Source records:
=-=-=

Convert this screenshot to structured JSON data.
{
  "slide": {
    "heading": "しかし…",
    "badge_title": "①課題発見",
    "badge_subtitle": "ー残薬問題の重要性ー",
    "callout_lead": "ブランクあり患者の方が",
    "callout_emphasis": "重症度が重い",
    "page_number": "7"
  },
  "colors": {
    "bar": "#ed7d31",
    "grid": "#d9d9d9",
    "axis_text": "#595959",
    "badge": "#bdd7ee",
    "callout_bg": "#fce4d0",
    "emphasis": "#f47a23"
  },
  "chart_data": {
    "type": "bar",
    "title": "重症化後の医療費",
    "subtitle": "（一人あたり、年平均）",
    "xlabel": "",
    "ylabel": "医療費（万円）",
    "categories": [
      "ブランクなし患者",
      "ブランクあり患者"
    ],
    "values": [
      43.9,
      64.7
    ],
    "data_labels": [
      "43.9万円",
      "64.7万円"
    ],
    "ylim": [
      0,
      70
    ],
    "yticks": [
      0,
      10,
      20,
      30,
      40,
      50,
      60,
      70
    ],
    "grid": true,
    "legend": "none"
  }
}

=-=-=

### Written task
Reproduce the entries above exactly.

### Solution to this problem
Convert this screenshot to structured JSON data.
{
  "slide": {
    "heading": "しかし…",
    "badge_title": "①課題発見",
    "badge_subtitle": "ー残薬問題の重要性ー",
    "callout_lead": "ブランクあり患者の方が",
    "callout_emphasis": "重症度が重い",
    "page_number": "7"
  },
  "colors": {
    "bar": "#ed7d31",
    "grid": "#d9d9d9",
    "axis_text": "#595959",
    "badge": "#bdd7ee",
    "callout_bg": "#fce4d0",
    "emphasis": "#f47a23"
  },
  "chart_data": {
    "type": "bar",
    "title": "重症化後の医療費",
    "subtitle": "（一人あたり、年平均）",
    "xlabel": "",
    "ylabel": "医療費（万円）",
    "categories": [
      "ブランクなし患者",
      "ブランクあり患者"
    ],
    "values": [
      43.9,
      64.7
    ],
    "data_labels": [
      "43.9万円",
      "64.7万円"
    ],
    "ylim": [
      0,
      70
    ],
    "yticks": [
      0,
      10,
      20,
      30,
      40,
      50,
      60,
      70
    ],
    "grid": true,
    "legend": "none"
  }
}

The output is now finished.